◆ **To be done**: Identify each line holding the string "Pentagons" and copy it.

************

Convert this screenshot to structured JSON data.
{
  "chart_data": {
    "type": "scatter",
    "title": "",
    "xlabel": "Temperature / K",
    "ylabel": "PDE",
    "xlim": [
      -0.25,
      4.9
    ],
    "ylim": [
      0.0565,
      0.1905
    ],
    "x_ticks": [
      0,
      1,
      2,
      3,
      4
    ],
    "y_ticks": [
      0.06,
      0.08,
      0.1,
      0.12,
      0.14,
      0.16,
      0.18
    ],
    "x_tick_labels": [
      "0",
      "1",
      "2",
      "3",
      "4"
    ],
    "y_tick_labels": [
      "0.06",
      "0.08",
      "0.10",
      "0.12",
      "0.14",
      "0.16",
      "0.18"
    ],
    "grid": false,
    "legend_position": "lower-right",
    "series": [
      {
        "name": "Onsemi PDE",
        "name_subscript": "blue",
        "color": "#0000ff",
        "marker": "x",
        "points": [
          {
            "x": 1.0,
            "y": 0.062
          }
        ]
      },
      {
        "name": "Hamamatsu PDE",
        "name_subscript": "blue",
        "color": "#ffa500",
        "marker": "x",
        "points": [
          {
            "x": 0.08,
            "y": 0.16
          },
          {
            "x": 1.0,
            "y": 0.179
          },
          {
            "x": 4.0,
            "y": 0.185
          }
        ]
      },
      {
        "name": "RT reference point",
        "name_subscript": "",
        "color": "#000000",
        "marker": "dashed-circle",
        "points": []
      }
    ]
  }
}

************

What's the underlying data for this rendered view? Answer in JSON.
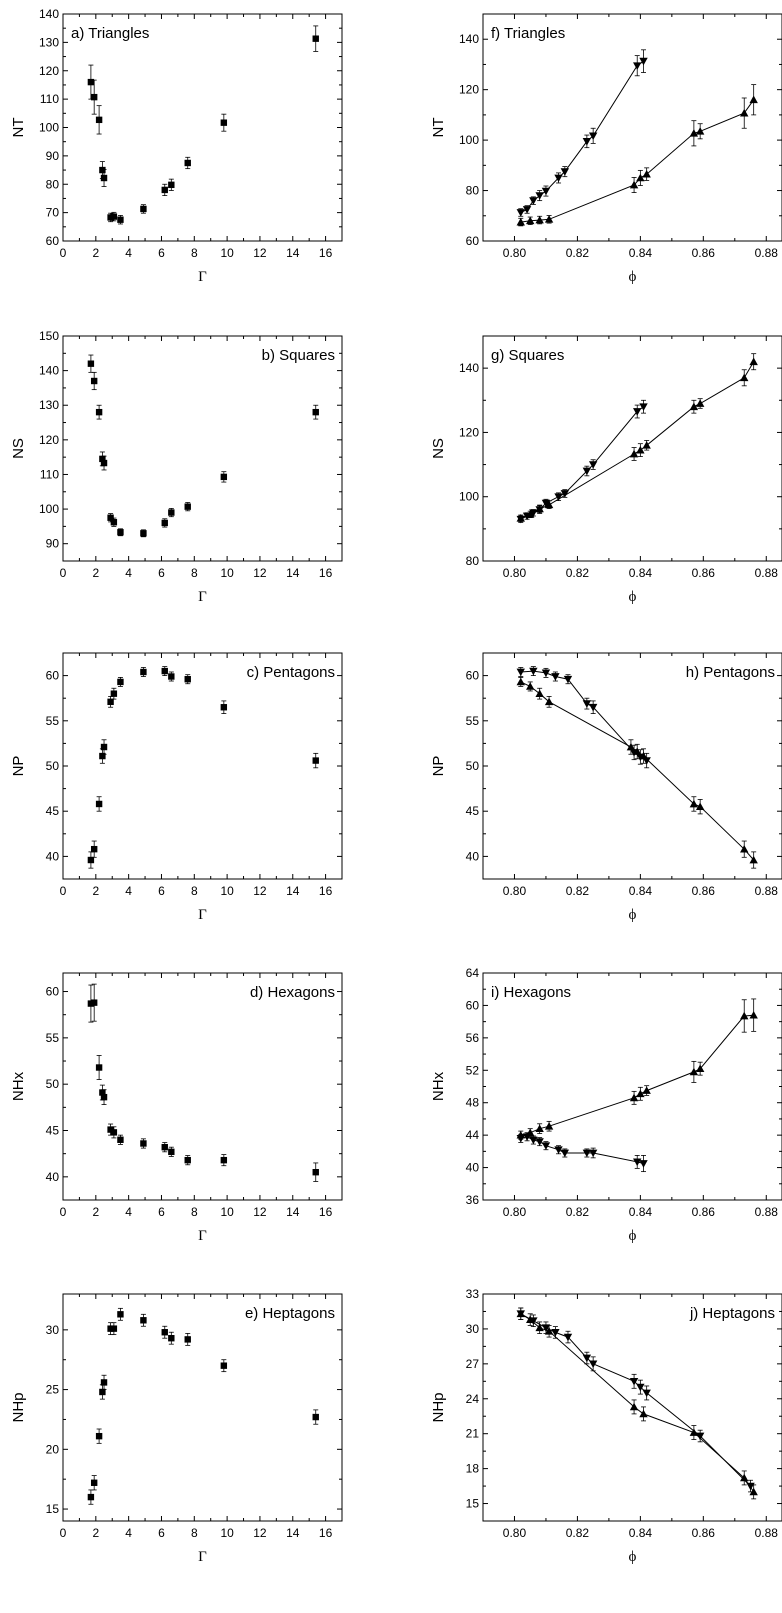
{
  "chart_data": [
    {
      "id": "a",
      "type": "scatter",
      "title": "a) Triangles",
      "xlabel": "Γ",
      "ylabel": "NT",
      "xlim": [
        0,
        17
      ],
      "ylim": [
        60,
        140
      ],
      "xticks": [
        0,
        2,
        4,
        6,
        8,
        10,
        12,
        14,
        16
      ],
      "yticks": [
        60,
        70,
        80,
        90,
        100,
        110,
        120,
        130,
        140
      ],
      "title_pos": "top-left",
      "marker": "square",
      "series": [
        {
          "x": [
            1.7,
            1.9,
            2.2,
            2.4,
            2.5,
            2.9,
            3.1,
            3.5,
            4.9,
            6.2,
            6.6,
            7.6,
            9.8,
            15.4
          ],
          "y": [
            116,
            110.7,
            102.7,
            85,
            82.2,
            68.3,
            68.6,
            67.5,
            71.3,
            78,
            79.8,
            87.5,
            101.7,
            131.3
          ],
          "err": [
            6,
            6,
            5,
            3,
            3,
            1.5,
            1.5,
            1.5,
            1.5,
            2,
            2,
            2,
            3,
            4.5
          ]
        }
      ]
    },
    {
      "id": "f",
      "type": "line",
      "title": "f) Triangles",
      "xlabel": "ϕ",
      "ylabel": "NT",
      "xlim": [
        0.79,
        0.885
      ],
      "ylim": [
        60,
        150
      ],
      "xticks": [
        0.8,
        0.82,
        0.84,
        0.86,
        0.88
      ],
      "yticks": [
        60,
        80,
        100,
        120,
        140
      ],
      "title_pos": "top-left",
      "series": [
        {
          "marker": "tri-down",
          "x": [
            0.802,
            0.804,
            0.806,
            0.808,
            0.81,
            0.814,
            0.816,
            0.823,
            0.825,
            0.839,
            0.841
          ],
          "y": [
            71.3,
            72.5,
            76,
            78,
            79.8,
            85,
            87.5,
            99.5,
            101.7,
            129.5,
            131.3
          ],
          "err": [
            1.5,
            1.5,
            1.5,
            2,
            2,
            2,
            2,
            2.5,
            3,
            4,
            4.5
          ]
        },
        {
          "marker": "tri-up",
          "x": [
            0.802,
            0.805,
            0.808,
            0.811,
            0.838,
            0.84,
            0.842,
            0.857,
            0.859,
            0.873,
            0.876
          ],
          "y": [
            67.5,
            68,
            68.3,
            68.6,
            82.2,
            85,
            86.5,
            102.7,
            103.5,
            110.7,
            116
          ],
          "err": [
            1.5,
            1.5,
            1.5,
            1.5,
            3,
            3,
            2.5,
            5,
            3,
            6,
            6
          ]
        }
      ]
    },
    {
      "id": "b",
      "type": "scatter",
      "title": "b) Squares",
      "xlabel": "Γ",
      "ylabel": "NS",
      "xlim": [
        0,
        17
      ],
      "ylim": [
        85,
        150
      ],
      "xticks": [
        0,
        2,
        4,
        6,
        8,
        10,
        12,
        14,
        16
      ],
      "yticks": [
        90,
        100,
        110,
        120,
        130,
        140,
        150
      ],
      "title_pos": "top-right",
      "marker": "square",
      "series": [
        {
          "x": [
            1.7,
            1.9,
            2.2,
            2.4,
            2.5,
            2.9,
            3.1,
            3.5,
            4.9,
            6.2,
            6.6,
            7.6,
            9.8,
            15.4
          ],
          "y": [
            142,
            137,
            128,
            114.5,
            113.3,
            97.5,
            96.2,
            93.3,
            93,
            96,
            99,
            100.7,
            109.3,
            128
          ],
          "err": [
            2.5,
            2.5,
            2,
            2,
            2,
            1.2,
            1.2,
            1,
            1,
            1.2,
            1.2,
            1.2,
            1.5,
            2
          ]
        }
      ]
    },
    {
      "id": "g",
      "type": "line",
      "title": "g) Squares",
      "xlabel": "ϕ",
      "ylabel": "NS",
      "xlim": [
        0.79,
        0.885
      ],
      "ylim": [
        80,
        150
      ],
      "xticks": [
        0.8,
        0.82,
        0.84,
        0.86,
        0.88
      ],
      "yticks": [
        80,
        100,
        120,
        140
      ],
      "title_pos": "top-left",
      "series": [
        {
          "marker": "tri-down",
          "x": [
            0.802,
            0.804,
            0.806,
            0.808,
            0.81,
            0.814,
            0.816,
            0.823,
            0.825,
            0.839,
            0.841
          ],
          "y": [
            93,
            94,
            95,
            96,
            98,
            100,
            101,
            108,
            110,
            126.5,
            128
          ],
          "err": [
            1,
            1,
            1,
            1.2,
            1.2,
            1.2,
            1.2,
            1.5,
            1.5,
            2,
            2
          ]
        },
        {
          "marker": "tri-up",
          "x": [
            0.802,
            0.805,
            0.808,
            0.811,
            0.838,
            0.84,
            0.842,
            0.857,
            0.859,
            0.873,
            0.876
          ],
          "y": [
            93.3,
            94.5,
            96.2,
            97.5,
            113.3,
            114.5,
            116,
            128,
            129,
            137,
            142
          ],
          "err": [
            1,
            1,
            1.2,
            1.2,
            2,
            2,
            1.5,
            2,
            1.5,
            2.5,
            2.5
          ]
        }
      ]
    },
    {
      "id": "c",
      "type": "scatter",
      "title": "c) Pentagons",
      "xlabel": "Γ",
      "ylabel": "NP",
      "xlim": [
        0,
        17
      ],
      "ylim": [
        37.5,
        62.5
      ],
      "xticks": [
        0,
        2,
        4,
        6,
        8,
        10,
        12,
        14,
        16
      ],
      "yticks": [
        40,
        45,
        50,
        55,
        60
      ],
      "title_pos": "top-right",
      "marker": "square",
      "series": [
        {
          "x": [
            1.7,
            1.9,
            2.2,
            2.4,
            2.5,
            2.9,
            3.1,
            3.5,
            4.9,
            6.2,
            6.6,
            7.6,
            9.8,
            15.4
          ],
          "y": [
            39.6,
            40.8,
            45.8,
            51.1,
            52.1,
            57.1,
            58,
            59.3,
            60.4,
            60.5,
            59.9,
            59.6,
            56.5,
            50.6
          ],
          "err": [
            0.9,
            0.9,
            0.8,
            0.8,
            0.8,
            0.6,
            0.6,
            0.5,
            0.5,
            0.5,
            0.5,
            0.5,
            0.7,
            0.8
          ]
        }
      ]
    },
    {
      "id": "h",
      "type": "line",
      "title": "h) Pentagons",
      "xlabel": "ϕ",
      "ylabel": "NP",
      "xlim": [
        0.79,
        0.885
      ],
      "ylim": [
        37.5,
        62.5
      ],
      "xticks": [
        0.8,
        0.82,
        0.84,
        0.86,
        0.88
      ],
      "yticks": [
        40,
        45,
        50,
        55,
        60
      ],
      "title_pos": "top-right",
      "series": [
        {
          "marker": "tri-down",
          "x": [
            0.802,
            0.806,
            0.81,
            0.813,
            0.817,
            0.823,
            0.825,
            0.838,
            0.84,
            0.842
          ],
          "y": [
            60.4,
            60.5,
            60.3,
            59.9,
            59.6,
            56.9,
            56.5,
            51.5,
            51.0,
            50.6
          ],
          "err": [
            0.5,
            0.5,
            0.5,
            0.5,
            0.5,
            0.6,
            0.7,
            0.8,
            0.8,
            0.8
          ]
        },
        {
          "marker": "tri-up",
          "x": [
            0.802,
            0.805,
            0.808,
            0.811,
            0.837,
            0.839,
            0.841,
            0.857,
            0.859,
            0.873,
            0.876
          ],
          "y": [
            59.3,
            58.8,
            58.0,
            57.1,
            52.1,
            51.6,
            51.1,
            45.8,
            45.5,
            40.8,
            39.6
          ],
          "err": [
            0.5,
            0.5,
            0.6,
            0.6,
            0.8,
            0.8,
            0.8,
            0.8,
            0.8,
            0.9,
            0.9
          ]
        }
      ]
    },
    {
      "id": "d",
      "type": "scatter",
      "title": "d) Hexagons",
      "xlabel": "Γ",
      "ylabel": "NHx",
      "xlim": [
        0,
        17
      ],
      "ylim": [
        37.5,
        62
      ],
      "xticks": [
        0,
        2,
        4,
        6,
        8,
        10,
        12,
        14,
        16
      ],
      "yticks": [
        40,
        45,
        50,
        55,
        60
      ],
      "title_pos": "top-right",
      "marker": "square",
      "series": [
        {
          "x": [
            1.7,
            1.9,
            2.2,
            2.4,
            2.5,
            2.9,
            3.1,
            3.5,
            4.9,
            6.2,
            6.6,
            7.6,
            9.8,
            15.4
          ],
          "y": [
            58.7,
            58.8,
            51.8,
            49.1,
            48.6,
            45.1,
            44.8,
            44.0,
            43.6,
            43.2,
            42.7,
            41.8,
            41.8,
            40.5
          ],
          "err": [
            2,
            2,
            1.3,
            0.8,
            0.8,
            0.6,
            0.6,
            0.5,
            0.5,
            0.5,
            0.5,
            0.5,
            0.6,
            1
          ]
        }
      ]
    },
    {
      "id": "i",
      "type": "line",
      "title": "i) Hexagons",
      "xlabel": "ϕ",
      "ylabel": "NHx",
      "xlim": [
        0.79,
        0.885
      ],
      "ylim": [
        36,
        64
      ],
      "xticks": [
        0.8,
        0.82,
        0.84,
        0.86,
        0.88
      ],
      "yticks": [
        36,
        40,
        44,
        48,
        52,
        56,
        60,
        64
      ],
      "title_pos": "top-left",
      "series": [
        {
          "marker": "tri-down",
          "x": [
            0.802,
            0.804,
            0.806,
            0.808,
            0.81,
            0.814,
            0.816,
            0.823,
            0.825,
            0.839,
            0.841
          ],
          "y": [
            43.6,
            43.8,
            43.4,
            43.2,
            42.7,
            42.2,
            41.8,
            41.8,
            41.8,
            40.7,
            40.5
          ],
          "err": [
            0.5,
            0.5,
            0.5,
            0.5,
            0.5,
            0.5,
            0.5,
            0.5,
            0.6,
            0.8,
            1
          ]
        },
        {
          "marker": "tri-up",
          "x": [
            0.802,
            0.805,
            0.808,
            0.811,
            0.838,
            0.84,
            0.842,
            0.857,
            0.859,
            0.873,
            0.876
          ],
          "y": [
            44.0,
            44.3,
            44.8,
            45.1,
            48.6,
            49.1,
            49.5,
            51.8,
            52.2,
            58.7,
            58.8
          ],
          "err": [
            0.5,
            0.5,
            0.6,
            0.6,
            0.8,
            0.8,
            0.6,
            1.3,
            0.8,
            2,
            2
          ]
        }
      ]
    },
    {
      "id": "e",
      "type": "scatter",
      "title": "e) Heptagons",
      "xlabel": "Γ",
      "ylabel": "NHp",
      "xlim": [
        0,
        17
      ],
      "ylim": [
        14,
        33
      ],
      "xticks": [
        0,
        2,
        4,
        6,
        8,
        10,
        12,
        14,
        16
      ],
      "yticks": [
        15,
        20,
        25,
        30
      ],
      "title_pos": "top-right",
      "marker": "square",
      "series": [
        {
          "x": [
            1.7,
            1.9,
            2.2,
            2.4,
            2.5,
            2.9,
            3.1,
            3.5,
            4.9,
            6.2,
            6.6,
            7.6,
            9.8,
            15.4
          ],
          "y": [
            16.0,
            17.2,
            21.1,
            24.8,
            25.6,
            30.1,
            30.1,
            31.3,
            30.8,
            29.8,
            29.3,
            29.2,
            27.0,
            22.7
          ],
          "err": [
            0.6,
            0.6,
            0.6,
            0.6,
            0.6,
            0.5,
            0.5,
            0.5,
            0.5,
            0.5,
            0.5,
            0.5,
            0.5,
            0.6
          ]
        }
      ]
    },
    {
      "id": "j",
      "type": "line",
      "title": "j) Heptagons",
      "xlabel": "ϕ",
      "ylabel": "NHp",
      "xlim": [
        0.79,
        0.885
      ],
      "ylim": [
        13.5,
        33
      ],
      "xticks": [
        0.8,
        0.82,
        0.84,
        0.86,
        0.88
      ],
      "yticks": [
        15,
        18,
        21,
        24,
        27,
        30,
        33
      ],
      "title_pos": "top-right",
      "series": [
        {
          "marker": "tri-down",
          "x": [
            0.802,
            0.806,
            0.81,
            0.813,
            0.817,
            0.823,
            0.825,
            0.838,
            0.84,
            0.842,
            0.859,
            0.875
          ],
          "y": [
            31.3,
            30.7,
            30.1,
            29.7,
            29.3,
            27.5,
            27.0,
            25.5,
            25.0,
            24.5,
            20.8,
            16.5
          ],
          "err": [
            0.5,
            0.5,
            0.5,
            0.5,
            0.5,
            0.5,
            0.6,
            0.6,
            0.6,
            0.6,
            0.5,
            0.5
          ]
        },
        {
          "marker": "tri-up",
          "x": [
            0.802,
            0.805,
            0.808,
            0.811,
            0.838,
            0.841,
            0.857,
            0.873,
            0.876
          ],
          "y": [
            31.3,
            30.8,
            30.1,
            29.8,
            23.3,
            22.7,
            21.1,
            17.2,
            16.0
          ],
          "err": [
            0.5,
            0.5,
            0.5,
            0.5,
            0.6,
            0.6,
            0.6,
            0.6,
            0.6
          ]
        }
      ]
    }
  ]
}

************

◆ **Response for this exercise**:
      "title": "c) Pentagons",
      "title": "h) Pentagons",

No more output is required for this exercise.